Stored entries
_ _ _ _

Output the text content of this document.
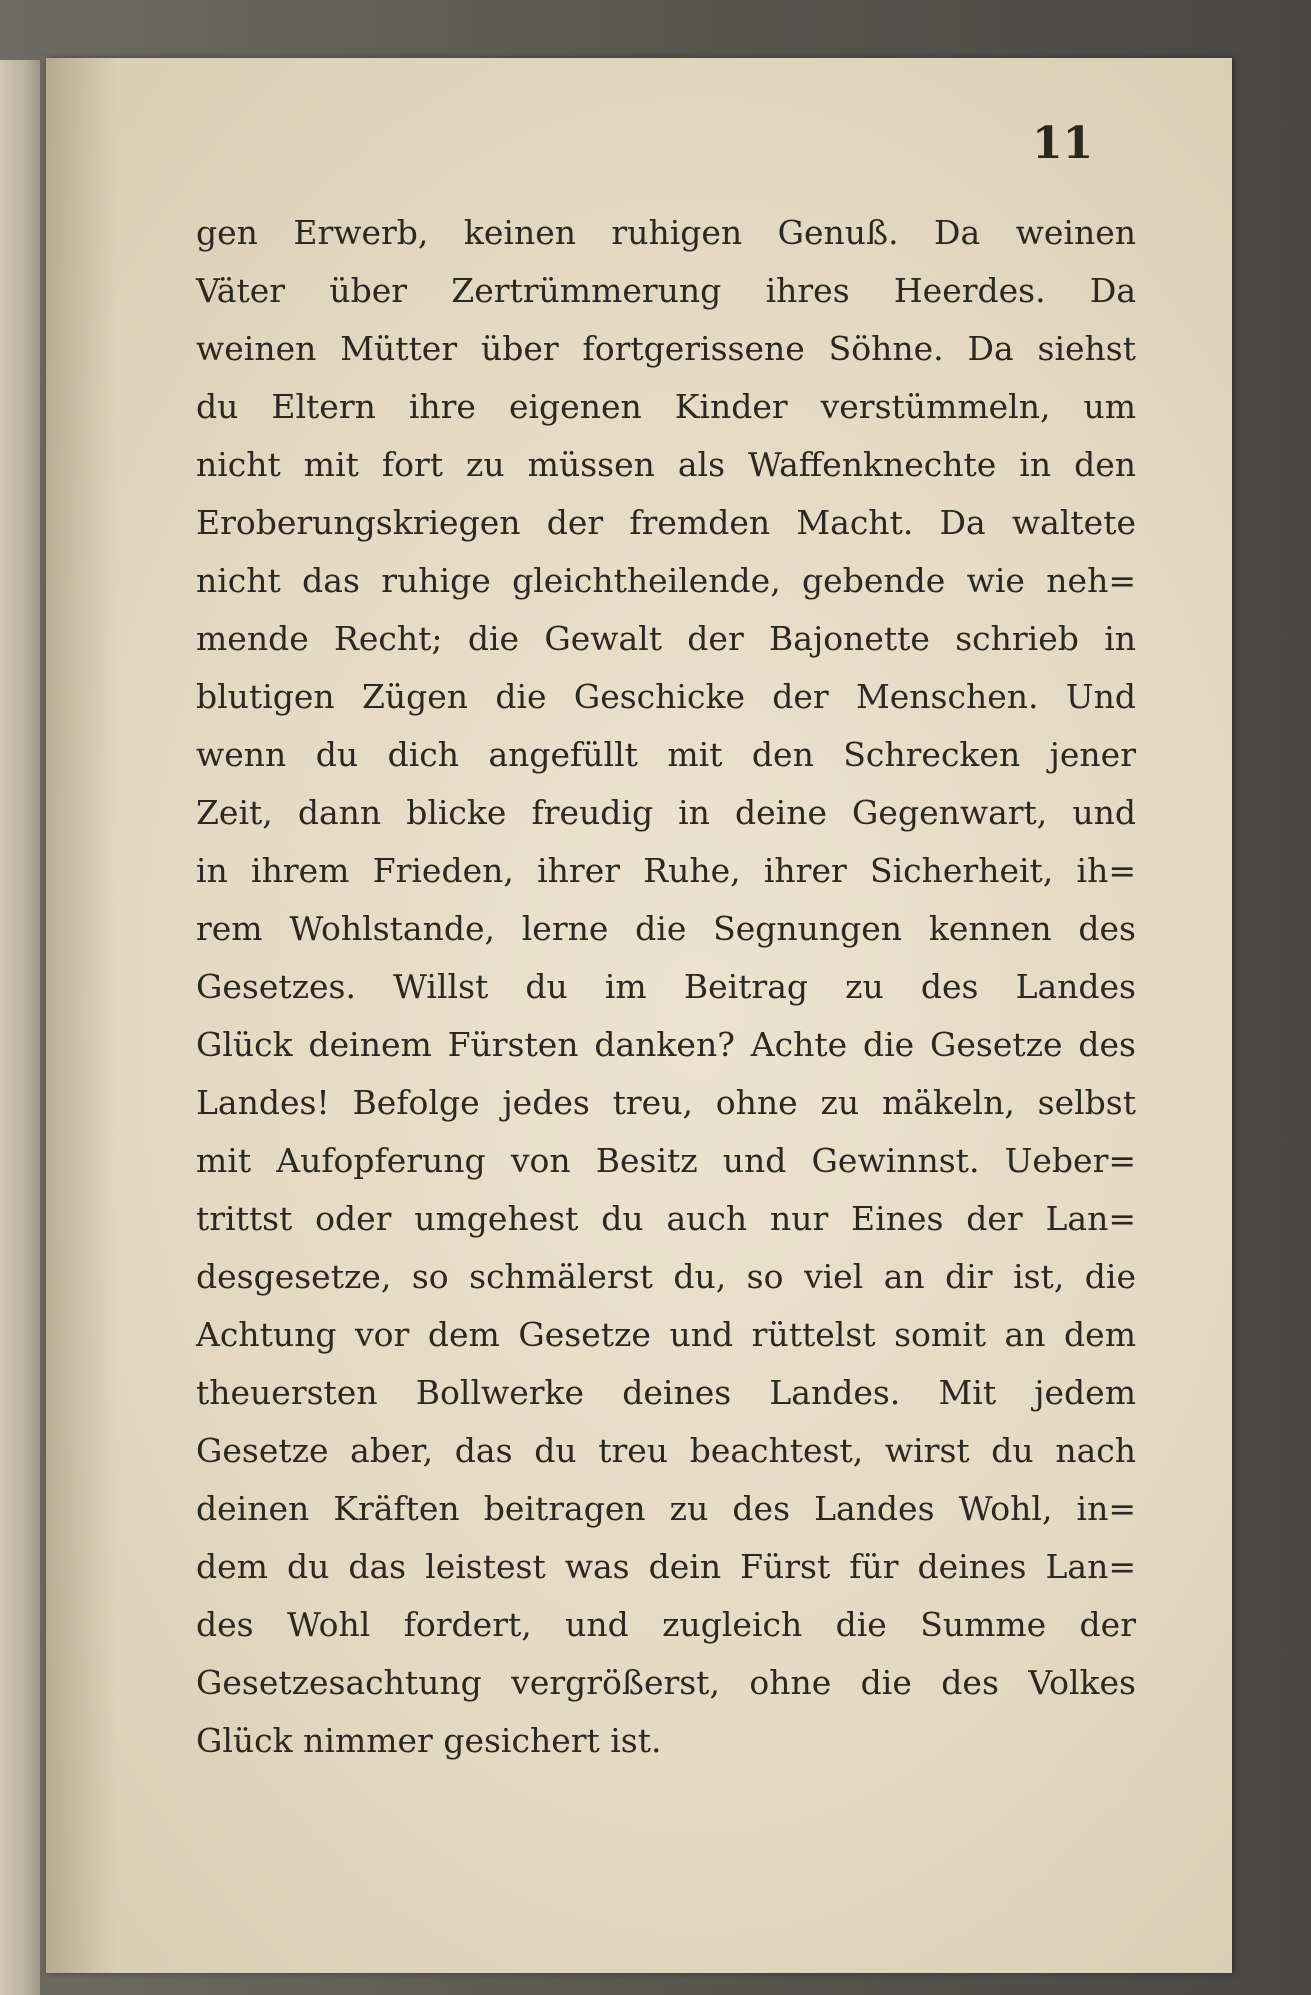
11
gen Erwerb, keinen ruhigen Genuß. Da weinen
Väter über Zertrümmerung ihres Heerdes. Da
weinen Mütter über fortgerissene Söhne. Da siehst
du Eltern ihre eigenen Kinder verstümmeln, um
nicht mit fort zu müssen als Waffenknechte in den
Eroberungskriegen der fremden Macht. Da waltete
nicht das ruhige gleichtheilende, gebende wie neh=
mende Recht; die Gewalt der Bajonette schrieb in
blutigen Zügen die Geschicke der Menschen. Und
wenn du dich angefüllt mit den Schrecken jener
Zeit, dann blicke freudig in deine Gegenwart, und
in ihrem Frieden, ihrer Ruhe, ihrer Sicherheit, ih=
rem Wohlstande, lerne die Segnungen kennen des
Gesetzes. Willst du im Beitrag zu des Landes
Glück deinem Fürsten danken? Achte die Gesetze des
Landes! Befolge jedes treu, ohne zu mäkeln, selbst
mit Aufopferung von Besitz und Gewinnst. Ueber=
trittst oder umgehest du auch nur Eines der Lan=
desgesetze, so schmälerst du, so viel an dir ist, die
Achtung vor dem Gesetze und rüttelst somit an dem
theuersten Bollwerke deines Landes. Mit jedem
Gesetze aber, das du treu beachtest, wirst du nach
deinen Kräften beitragen zu des Landes Wohl, in=
dem du das leistest was dein Fürst für deines Lan=
des Wohl fordert, und zugleich die Summe der
Gesetzesachtung vergrößerst, ohne die des Volkes
Glück nimmer gesichert ist.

_ _ _ _

[What is expected]: Only the number is wanted: how many lines of the material above include the word "nicht"?

[Task result]: 2